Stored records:

-=-=-

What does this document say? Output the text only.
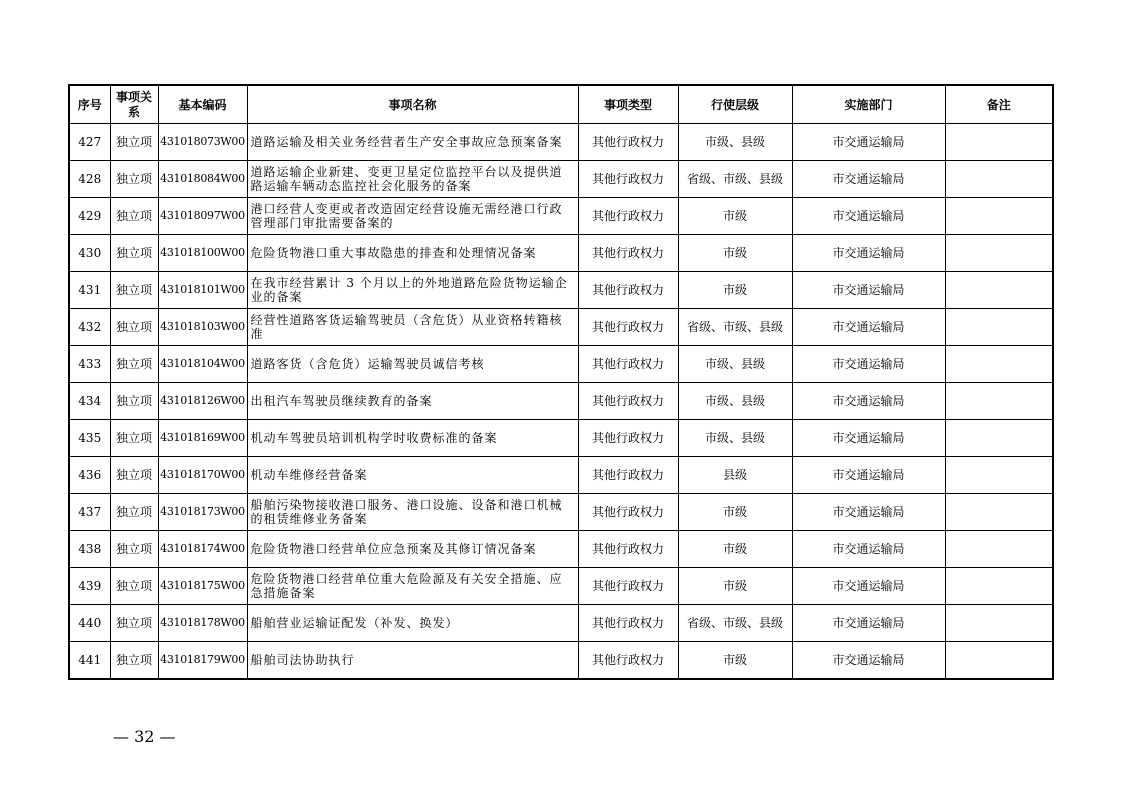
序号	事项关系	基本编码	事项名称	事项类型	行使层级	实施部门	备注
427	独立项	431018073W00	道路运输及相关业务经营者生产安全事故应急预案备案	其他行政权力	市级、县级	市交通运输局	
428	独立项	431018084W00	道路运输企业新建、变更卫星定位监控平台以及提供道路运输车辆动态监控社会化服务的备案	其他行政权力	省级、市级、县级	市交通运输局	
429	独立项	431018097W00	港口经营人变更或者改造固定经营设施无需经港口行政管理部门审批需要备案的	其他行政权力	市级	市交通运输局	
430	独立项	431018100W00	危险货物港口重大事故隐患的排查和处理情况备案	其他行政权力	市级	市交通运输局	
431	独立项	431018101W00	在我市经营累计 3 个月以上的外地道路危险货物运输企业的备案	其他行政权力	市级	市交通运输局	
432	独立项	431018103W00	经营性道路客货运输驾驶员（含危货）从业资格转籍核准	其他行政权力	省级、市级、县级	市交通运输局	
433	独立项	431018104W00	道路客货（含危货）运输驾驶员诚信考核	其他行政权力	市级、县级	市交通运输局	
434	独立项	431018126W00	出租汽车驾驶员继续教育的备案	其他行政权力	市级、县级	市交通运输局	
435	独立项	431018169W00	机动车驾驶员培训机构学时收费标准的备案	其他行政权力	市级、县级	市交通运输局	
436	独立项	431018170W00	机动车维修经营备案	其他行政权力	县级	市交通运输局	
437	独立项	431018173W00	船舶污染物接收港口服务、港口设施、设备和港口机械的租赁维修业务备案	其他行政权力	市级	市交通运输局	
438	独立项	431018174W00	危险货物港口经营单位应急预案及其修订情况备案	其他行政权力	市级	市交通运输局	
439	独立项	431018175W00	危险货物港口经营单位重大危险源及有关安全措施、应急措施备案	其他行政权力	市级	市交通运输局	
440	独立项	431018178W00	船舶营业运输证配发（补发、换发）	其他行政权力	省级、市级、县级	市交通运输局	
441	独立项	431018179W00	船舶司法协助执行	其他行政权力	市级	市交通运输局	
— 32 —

-=-=-

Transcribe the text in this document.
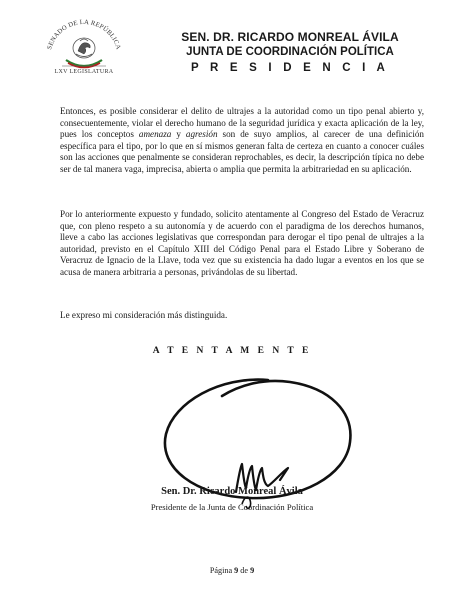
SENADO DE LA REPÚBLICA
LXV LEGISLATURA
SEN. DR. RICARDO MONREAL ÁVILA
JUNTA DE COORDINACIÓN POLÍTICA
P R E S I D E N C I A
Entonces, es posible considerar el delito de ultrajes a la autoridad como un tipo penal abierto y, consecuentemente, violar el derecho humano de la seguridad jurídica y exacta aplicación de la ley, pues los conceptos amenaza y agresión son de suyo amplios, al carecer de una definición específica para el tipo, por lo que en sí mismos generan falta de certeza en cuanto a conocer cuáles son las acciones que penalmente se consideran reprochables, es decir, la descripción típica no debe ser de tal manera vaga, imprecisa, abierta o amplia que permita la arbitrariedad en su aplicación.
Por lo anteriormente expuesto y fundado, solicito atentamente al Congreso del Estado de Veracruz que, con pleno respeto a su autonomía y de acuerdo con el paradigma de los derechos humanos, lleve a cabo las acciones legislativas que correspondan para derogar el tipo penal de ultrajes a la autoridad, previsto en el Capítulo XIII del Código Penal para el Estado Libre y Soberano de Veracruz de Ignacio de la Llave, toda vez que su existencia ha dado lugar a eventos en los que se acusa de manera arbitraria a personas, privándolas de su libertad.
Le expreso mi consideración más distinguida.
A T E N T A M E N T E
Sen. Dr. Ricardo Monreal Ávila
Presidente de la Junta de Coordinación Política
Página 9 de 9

-=-=-

PROBLEM DETAILS: Take every line containing the word "document" and copy it.

PROBLEM SOLUTION:
What does this document say? Output the text only.
Transcribe the text in this document.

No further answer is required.